> [EXTRACTED DATA]

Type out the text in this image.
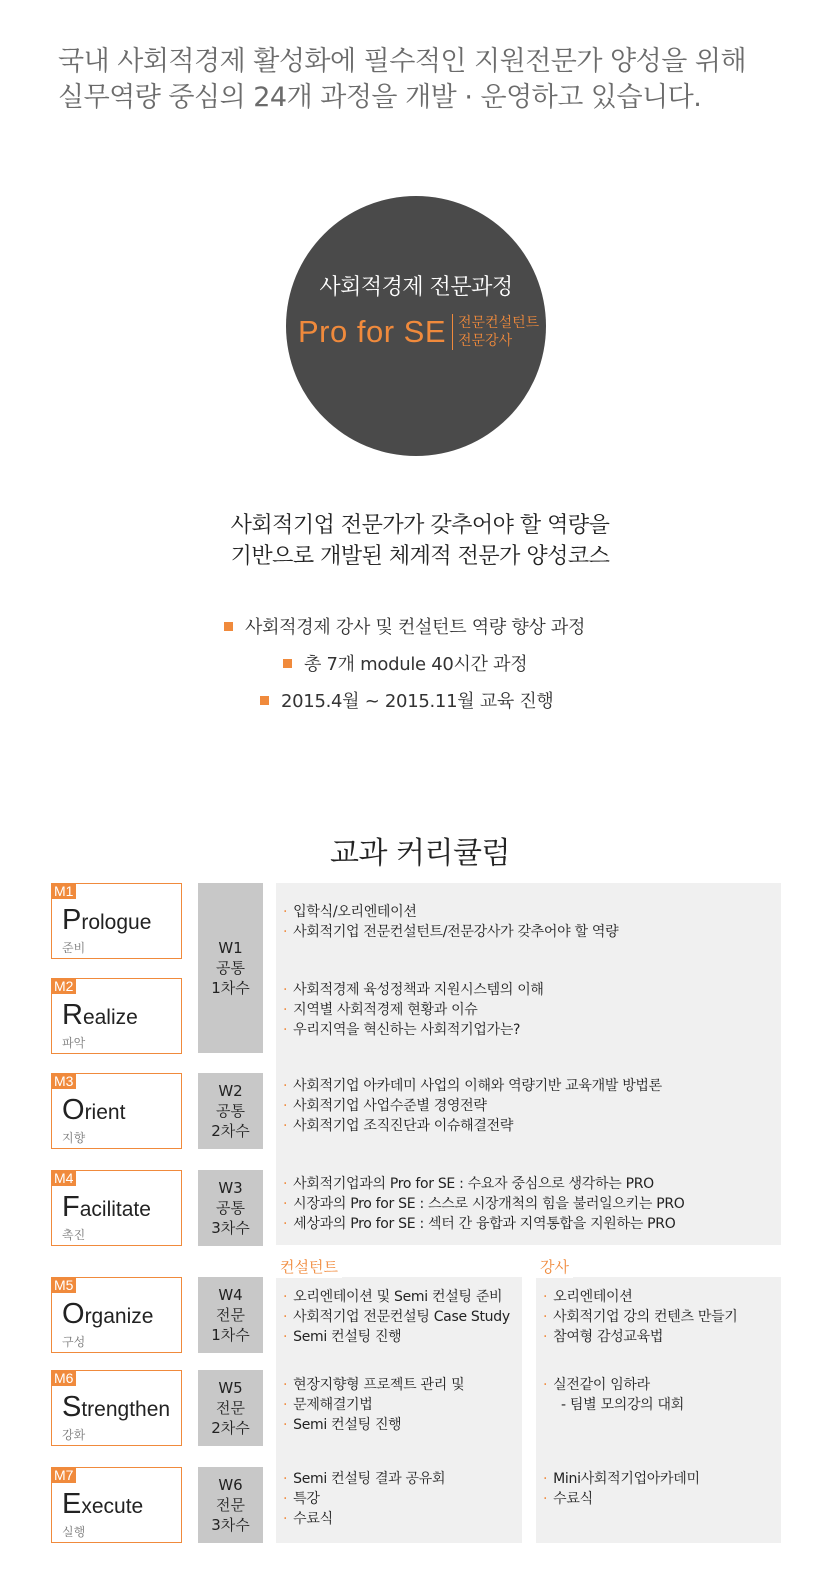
국내 사회적경제 활성화에 필수적인 지원전문가 양성을 위해
실무역량 중심의 24개 과정을 개발 · 운영하고 있습니다.
사회적경제 전문과정
Pro for SE 전문컨설턴트
전문강사
사회적기업 전문가가 갖추어야 할 역량을
기반으로 개발된 체계적 전문가 양성코스
사회적경제 강사 및 컨설턴트 역량 향상 과정
총 7개 module 40시간 과정
2015.4월 ~ 2015.11월 교육 진행
교과 커리큘럼
M1
Prologue
준비
M2
Realize
파악
M3
Orient
지향
M4
Facilitate
촉진
M5
Organize
구성
M6
Strengthen
강화
M7
Execute
실행
W1
공통
1차수
W2
공통
2차수
W3
공통
3차수
W4
전문
1차수
W5
전문
2차수
W6
전문
3차수
· 입학식/오리엔테이션
· 사회적기업 전문컨설턴트/전문강사가 갖추어야 할 역량
· 사회적경제 육성정책과 지원시스템의 이해
· 지역별 사회적경제 현황과 이슈
· 우리지역을 혁신하는 사회적기업가는?
· 사회적기업 아카데미 사업의 이해와 역량기반 교육개발 방법론
· 사회적기업 사업수준별 경영전략
· 사회적기업 조직진단과 이슈해결전략
· 사회적기업과의 Pro for SE : 수요자 중심으로 생각하는 PRO
· 시장과의 Pro for SE : 스스로 시장개척의 힘을 불러일으키는 PRO
· 세상과의 Pro for SE : 섹터 간 융합과 지역통합을 지원하는 PRO
컨설턴트
· 오리엔테이션 및 Semi 컨설팅 준비
· 사회적기업 전문컨설팅 Case Study
· Semi 컨설팅 진행
· 현장지향형 프로젝트 관리 및
· 문제해결기법
· Semi 컨설팅 진행
· Semi 컨설팅 결과 공유회
· 특강
· 수료식
강사
· 오리엔테이션
· 사회적기업 강의 컨텐츠 만들기
· 참여형 감성교육법
· 실전같이 임하라
- 팀별 모의강의 대회
· Mini사회적기업아카데미
· 수료식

> [WHAT NEEDS TO BE DONE] Restate the whole listing above exactly, except for its images.

> [THE COMPLETED TASK]
Type out the text in this image.
국내 사회적경제 활성화에 필수적인 지원전문가 양성을 위해
실무역량 중심의 24개 과정을 개발 · 운영하고 있습니다.
사회적경제 전문과정
Pro for SE 전문컨설턴트
전문강사
사회적기업 전문가가 갖추어야 할 역량을
기반으로 개발된 체계적 전문가 양성코스
사회적경제 강사 및 컨설턴트 역량 향상 과정
총 7개 module 40시간 과정
2015.4월 ~ 2015.11월 교육 진행
교과 커리큘럼
M1
Prologue
준비
M2
Realize
파악
M3
Orient
지향
M4
Facilitate
촉진
M5
Organize
구성
M6
Strengthen
강화
M7
Execute
실행
W1
공통
1차수
W2
공통
2차수
W3
공통
3차수
W4
전문
1차수
W5
전문
2차수
W6
전문
3차수
· 입학식/오리엔테이션
· 사회적기업 전문컨설턴트/전문강사가 갖추어야 할 역량
· 사회적경제 육성정책과 지원시스템의 이해
· 지역별 사회적경제 현황과 이슈
· 우리지역을 혁신하는 사회적기업가는?
· 사회적기업 아카데미 사업의 이해와 역량기반 교육개발 방법론
· 사회적기업 사업수준별 경영전략
· 사회적기업 조직진단과 이슈해결전략
· 사회적기업과의 Pro for SE : 수요자 중심으로 생각하는 PRO
· 시장과의 Pro for SE : 스스로 시장개척의 힘을 불러일으키는 PRO
· 세상과의 Pro for SE : 섹터 간 융합과 지역통합을 지원하는 PRO
컨설턴트
· 오리엔테이션 및 Semi 컨설팅 준비
· 사회적기업 전문컨설팅 Case Study
· Semi 컨설팅 진행
· 현장지향형 프로젝트 관리 및
· 문제해결기법
· Semi 컨설팅 진행
· Semi 컨설팅 결과 공유회
· 특강
· 수료식
강사
· 오리엔테이션
· 사회적기업 강의 컨텐츠 만들기
· 참여형 감성교육법
· 실전같이 임하라
- 팀별 모의강의 대회
· Mini사회적기업아카데미
· 수료식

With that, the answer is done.